>> BEGIN RECORDS FOR THE EXERCISE

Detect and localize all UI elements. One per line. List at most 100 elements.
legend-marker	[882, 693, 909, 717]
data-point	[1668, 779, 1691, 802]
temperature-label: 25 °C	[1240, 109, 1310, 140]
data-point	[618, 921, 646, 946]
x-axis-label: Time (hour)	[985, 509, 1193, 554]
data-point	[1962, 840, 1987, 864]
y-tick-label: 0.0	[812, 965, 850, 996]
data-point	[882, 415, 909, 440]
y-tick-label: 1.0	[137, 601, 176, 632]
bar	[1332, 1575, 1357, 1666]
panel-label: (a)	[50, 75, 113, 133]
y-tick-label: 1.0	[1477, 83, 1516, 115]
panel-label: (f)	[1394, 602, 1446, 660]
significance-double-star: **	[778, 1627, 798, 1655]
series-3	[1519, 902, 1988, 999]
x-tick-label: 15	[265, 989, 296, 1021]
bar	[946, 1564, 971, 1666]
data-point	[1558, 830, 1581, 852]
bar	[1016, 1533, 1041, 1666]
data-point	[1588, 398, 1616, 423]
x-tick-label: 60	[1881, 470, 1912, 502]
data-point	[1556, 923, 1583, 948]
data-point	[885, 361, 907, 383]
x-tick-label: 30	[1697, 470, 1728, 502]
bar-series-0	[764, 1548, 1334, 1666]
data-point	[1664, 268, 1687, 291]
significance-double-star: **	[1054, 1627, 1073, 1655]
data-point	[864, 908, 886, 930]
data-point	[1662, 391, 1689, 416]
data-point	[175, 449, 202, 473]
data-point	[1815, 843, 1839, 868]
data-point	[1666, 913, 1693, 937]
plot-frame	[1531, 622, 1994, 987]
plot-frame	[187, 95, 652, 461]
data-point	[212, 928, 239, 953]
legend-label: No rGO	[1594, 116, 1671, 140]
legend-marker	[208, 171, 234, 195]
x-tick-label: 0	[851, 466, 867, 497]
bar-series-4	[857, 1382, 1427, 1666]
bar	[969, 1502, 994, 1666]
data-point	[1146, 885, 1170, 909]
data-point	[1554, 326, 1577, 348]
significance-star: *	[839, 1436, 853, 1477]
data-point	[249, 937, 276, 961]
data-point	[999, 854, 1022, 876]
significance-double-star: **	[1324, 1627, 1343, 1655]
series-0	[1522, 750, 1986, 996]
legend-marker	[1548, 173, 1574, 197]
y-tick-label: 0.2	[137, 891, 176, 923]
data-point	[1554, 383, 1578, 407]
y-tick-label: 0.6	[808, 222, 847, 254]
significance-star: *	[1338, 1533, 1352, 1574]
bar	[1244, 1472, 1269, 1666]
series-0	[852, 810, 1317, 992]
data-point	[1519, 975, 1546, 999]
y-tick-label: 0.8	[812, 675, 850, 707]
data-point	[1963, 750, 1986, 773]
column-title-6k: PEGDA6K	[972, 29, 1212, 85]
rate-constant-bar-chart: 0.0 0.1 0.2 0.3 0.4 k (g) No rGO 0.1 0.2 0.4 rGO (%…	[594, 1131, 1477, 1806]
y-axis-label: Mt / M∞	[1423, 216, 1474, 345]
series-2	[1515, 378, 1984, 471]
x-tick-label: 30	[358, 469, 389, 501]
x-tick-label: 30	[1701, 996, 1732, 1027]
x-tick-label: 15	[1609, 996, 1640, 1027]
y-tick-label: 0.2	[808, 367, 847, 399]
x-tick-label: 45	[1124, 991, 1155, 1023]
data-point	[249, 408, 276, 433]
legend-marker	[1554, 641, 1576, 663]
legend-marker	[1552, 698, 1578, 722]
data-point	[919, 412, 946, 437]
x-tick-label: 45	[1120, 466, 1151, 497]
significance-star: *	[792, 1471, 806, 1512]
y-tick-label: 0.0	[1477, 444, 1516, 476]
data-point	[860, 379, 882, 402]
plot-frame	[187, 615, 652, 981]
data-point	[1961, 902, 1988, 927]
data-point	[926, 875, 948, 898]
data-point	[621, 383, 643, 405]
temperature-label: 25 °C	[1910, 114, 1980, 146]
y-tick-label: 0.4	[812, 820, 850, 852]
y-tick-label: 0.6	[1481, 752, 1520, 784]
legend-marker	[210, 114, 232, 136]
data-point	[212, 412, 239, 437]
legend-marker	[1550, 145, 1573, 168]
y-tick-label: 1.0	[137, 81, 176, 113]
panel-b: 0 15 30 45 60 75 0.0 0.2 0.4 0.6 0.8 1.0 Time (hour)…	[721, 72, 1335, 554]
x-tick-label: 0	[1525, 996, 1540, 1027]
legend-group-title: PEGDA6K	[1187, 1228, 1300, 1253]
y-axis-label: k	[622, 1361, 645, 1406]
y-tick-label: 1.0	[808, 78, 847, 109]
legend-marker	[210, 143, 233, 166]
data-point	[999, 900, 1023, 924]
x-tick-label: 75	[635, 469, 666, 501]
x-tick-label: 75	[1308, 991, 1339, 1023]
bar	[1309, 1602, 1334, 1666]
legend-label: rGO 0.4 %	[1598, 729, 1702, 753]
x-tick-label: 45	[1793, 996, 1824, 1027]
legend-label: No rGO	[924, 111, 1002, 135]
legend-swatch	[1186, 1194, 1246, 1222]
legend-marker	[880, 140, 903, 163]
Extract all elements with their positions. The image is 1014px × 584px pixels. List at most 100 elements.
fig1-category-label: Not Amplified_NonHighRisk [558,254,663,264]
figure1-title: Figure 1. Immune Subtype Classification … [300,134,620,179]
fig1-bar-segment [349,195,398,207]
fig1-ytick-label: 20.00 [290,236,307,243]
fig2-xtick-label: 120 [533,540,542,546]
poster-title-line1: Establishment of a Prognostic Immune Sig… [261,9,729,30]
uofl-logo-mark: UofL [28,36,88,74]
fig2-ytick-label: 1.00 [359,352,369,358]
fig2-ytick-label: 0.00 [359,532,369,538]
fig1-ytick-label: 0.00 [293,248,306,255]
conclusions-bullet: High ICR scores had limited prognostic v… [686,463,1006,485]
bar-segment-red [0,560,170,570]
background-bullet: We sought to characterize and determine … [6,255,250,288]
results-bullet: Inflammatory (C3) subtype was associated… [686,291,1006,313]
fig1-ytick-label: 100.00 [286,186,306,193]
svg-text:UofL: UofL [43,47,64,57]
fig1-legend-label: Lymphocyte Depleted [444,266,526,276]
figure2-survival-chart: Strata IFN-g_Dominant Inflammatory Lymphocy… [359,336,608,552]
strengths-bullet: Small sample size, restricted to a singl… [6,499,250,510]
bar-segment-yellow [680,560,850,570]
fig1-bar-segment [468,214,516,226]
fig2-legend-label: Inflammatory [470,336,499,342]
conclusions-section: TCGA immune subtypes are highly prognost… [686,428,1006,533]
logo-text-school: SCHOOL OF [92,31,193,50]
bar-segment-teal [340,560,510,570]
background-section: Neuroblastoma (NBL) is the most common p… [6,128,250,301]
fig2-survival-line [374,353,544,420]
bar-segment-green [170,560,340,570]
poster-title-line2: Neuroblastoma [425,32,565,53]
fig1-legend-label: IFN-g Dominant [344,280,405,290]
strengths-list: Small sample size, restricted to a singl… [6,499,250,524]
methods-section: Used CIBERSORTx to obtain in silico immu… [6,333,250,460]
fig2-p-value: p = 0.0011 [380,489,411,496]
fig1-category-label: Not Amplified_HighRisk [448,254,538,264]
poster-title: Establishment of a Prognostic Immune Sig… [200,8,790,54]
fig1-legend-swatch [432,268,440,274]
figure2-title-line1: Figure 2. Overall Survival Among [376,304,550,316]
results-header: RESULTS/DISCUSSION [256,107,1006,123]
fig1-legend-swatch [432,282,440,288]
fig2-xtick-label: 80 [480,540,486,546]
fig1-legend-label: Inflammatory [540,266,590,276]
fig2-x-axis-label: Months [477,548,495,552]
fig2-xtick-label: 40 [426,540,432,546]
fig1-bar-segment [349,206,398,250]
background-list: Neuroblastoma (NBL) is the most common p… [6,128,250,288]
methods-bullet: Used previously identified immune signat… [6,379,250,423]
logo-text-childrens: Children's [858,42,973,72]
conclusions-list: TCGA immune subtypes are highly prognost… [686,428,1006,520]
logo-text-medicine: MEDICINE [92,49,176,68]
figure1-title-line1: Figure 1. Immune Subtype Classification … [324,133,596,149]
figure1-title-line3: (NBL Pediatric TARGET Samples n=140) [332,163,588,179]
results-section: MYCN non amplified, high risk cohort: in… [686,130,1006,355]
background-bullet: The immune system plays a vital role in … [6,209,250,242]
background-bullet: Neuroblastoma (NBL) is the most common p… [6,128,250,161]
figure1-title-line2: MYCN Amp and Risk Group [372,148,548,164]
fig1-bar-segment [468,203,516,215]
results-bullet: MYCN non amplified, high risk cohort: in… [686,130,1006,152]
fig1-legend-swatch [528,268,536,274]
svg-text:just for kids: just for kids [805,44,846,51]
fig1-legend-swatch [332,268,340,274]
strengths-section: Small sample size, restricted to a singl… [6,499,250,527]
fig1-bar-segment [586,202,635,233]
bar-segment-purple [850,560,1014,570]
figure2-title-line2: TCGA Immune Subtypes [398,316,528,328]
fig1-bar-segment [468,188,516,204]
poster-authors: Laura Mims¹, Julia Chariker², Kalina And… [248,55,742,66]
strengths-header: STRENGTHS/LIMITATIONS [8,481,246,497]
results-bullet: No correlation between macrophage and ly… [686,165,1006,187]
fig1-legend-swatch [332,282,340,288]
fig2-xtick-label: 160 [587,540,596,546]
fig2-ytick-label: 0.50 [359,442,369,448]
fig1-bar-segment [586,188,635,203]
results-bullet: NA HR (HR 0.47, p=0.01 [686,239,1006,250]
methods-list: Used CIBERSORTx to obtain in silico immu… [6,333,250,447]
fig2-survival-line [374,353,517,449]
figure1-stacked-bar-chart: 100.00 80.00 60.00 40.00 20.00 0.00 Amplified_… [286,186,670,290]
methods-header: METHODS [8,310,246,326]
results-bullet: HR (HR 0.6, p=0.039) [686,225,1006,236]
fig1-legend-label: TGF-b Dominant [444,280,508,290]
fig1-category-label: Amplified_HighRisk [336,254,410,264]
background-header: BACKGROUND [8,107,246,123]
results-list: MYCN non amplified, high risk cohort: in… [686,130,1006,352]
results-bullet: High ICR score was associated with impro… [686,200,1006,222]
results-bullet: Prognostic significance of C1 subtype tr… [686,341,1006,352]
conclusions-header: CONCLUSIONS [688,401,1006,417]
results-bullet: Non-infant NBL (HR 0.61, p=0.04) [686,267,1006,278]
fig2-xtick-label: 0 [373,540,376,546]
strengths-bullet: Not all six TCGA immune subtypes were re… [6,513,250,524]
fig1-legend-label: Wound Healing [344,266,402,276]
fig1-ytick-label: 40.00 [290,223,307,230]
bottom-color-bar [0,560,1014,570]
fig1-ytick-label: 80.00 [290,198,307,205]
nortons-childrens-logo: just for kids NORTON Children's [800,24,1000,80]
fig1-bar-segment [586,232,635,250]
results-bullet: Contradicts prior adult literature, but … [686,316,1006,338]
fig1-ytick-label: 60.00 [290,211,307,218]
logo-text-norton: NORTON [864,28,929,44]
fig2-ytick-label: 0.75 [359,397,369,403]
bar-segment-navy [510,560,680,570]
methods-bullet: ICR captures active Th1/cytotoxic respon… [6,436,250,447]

>> END RECORDS FOR THE EXERCISE

- AIM OF THE TASK -
Return everything from the start of the records down to the line containing "83, 1516, 115]", inclusive, copied exactly.

- COMPLETE ANSWER -
Detect and localize all UI elements. One per line. List at most 100 elements.
legend-marker	[882, 693, 909, 717]
data-point	[1668, 779, 1691, 802]
temperature-label: 25 °C	[1240, 109, 1310, 140]
data-point	[618, 921, 646, 946]
x-axis-label: Time (hour)	[985, 509, 1193, 554]
data-point	[1962, 840, 1987, 864]
y-tick-label: 0.0	[812, 965, 850, 996]
data-point	[882, 415, 909, 440]
y-tick-label: 1.0	[137, 601, 176, 632]
bar	[1332, 1575, 1357, 1666]
panel-label: (a)	[50, 75, 113, 133]
y-tick-label: 1.0	[1477, 83, 1516, 115]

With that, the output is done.